• EXERCISE
Exactly repeat the material, dropping only the pictures.
** begin **
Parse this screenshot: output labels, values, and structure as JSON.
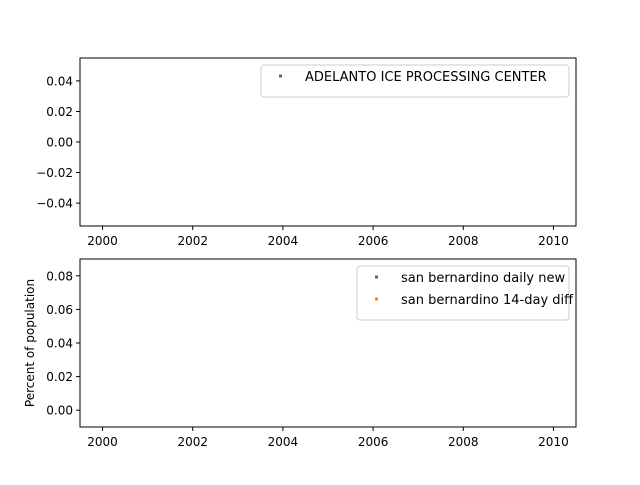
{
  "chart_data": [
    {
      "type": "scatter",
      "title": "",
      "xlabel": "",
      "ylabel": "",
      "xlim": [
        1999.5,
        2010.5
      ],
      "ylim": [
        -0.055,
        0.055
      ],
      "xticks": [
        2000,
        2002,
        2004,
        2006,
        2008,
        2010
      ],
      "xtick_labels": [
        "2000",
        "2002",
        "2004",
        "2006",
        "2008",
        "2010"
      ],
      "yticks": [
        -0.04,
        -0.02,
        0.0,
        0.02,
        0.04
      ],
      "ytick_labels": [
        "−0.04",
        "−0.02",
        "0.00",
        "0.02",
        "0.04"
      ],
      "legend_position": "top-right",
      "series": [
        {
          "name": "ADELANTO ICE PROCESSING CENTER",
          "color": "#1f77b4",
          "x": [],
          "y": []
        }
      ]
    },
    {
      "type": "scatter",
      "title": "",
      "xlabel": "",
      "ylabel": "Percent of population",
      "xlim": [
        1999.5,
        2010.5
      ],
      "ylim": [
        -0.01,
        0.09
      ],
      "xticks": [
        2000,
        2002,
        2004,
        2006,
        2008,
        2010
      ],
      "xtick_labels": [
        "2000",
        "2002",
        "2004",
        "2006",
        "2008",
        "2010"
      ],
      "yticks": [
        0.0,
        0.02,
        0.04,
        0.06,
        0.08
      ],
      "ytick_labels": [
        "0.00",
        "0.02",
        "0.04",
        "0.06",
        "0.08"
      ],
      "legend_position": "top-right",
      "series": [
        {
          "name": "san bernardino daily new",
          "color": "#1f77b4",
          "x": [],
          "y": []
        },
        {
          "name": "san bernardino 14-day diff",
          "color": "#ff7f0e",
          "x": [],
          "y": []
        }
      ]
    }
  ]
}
** end **
• REPLY TO THE EXERCISE
Parse this screenshot: output labels, values, and structure as JSON.
{
  "chart_data": [
    {
      "type": "scatter",
      "title": "",
      "xlabel": "",
      "ylabel": "",
      "xlim": [
        1999.5,
        2010.5
      ],
      "ylim": [
        -0.055,
        0.055
      ],
      "xticks": [
        2000,
        2002,
        2004,
        2006,
        2008,
        2010
      ],
      "xtick_labels": [
        "2000",
        "2002",
        "2004",
        "2006",
        "2008",
        "2010"
      ],
      "yticks": [
        -0.04,
        -0.02,
        0.0,
        0.02,
        0.04
      ],
      "ytick_labels": [
        "−0.04",
        "−0.02",
        "0.00",
        "0.02",
        "0.04"
      ],
      "legend_position": "top-right",
      "series": [
        {
          "name": "ADELANTO ICE PROCESSING CENTER",
          "color": "#1f77b4",
          "x": [],
          "y": []
        }
      ]
    },
    {
      "type": "scatter",
      "title": "",
      "xlabel": "",
      "ylabel": "Percent of population",
      "xlim": [
        1999.5,
        2010.5
      ],
      "ylim": [
        -0.01,
        0.09
      ],
      "xticks": [
        2000,
        2002,
        2004,
        2006,
        2008,
        2010
      ],
      "xtick_labels": [
        "2000",
        "2002",
        "2004",
        "2006",
        "2008",
        "2010"
      ],
      "yticks": [
        0.0,
        0.02,
        0.04,
        0.06,
        0.08
      ],
      "ytick_labels": [
        "0.00",
        "0.02",
        "0.04",
        "0.06",
        "0.08"
      ],
      "legend_position": "top-right",
      "series": [
        {
          "name": "san bernardino daily new",
          "color": "#1f77b4",
          "x": [],
          "y": []
        },
        {
          "name": "san bernardino 14-day diff",
          "color": "#ff7f0e",
          "x": [],
          "y": []
        }
      ]
    }
  ]
}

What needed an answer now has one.